***** Material supplied
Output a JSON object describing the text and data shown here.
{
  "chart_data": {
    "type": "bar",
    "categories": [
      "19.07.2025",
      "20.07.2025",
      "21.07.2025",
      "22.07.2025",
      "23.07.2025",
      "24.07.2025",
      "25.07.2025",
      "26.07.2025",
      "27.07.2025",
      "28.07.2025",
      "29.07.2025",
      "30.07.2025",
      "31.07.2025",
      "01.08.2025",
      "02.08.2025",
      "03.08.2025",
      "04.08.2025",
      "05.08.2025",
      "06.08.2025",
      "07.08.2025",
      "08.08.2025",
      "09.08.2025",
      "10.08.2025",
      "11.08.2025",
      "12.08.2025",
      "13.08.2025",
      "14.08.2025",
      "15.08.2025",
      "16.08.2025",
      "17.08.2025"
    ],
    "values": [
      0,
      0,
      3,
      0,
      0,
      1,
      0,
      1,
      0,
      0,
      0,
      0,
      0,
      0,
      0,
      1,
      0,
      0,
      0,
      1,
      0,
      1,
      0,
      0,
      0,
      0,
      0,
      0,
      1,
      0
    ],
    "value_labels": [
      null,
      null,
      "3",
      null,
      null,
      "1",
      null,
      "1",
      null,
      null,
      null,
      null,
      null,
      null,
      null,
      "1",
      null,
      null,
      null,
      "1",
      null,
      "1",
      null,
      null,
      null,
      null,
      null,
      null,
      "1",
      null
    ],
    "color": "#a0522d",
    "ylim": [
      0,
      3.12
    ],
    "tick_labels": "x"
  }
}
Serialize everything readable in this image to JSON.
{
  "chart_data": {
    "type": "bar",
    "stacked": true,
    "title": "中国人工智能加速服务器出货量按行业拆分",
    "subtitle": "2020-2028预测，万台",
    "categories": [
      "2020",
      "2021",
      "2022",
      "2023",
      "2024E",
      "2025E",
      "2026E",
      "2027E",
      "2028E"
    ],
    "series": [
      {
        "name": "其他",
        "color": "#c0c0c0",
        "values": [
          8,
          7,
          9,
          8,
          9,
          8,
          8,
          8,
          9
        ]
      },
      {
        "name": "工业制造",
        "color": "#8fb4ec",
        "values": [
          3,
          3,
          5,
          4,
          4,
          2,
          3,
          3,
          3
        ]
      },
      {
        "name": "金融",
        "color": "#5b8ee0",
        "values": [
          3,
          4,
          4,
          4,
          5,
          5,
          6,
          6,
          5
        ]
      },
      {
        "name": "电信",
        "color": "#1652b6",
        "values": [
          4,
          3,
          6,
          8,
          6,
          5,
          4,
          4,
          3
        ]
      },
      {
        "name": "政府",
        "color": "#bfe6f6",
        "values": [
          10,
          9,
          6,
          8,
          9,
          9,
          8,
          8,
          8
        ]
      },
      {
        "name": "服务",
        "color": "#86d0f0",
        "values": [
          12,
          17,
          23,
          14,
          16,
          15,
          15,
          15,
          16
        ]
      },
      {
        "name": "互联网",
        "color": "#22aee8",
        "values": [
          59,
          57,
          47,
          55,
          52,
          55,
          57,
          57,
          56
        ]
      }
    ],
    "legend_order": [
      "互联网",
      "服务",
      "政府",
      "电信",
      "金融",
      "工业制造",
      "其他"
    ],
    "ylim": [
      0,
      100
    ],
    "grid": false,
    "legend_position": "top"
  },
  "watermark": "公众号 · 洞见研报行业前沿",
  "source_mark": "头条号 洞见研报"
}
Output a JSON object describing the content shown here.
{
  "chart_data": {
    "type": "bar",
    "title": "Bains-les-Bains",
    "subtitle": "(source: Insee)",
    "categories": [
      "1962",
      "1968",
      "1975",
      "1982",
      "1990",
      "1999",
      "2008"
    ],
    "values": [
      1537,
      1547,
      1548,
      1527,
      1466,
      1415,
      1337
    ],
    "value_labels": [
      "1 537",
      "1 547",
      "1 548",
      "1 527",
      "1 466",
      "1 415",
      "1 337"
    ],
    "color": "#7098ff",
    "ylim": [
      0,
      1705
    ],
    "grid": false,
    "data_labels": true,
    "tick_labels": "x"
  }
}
**********
The entries above must be returned in full, exactly as shown.

Output a JSON object describing the text and data shown here.
{
  "chart_data": {
    "type": "bar",
    "categories": [
      "19.07.2025",
      "20.07.2025",
      "21.07.2025",
      "22.07.2025",
      "23.07.2025",
      "24.07.2025",
      "25.07.2025",
      "26.07.2025",
      "27.07.2025",
      "28.07.2025",
      "29.07.2025",
      "30.07.2025",
      "31.07.2025",
      "01.08.2025",
      "02.08.2025",
      "03.08.2025",
      "04.08.2025",
      "05.08.2025",
      "06.08.2025",
      "07.08.2025",
      "08.08.2025",
      "09.08.2025",
      "10.08.2025",
      "11.08.2025",
      "12.08.2025",
      "13.08.2025",
      "14.08.2025",
      "15.08.2025",
      "16.08.2025",
      "17.08.2025"
    ],
    "values": [
      0,
      0,
      3,
      0,
      0,
      1,
      0,
      1,
      0,
      0,
      0,
      0,
      0,
      0,
      0,
      1,
      0,
      0,
      0,
      1,
      0,
      1,
      0,
      0,
      0,
      0,
      0,
      0,
      1,
      0
    ],
    "value_labels": [
      null,
      null,
      "3",
      null,
      null,
      "1",
      null,
      "1",
      null,
      null,
      null,
      null,
      null,
      null,
      null,
      "1",
      null,
      null,
      null,
      "1",
      null,
      "1",
      null,
      null,
      null,
      null,
      null,
      null,
      "1",
      null
    ],
    "color": "#a0522d",
    "ylim": [
      0,
      3.12
    ],
    "tick_labels": "x"
  }
}
Serialize everything readable in this image to JSON.
{
  "chart_data": {
    "type": "bar",
    "stacked": true,
    "title": "中国人工智能加速服务器出货量按行业拆分",
    "subtitle": "2020-2028预测，万台",
    "categories": [
      "2020",
      "2021",
      "2022",
      "2023",
      "2024E",
      "2025E",
      "2026E",
      "2027E",
      "2028E"
    ],
    "series": [
      {
        "name": "其他",
        "color": "#c0c0c0",
        "values": [
          8,
          7,
          9,
          8,
          9,
          8,
          8,
          8,
          9
        ]
      },
      {
        "name": "工业制造",
        "color": "#8fb4ec",
        "values": [
          3,
          3,
          5,
          4,
          4,
          2,
          3,
          3,
          3
        ]
      },
      {
        "name": "金融",
        "color": "#5b8ee0",
        "values": [
          3,
          4,
          4,
          4,
          5,
          5,
          6,
          6,
          5
        ]
      },
      {
        "name": "电信",
        "color": "#1652b6",
        "values": [
          4,
          3,
          6,
          8,
          6,
          5,
          4,
          4,
          3
        ]
      },
      {
        "name": "政府",
        "color": "#bfe6f6",
        "values": [
          10,
          9,
          6,
          8,
          9,
          9,
          8,
          8,
          8
        ]
      },
      {
        "name": "服务",
        "color": "#86d0f0",
        "values": [
          12,
          17,
          23,
          14,
          16,
          15,
          15,
          15,
          16
        ]
      },
      {
        "name": "互联网",
        "color": "#22aee8",
        "values": [
          59,
          57,
          47,
          55,
          52,
          55,
          57,
          57,
          56
        ]
      }
    ],
    "legend_order": [
      "互联网",
      "服务",
      "政府",
      "电信",
      "金融",
      "工业制造",
      "其他"
    ],
    "ylim": [
      0,
      100
    ],
    "grid": false,
    "legend_position": "top"
  },
  "watermark": "公众号 · 洞见研报行业前沿",
  "source_mark": "头条号 洞见研报"
}
Output a JSON object describing the content shown here.
{
  "chart_data": {
    "type": "bar",
    "title": "Bains-les-Bains",
    "subtitle": "(source: Insee)",
    "categories": [
      "1962",
      "1968",
      "1975",
      "1982",
      "1990",
      "1999",
      "2008"
    ],
    "values": [
      1537,
      1547,
      1548,
      1527,
      1466,
      1415,
      1337
    ],
    "value_labels": [
      "1 537",
      "1 547",
      "1 548",
      "1 527",
      "1 466",
      "1 415",
      "1 337"
    ],
    "color": "#7098ff",
    "ylim": [
      0,
      1705
    ],
    "grid": false,
    "data_labels": true,
    "tick_labels": "x"
  }
}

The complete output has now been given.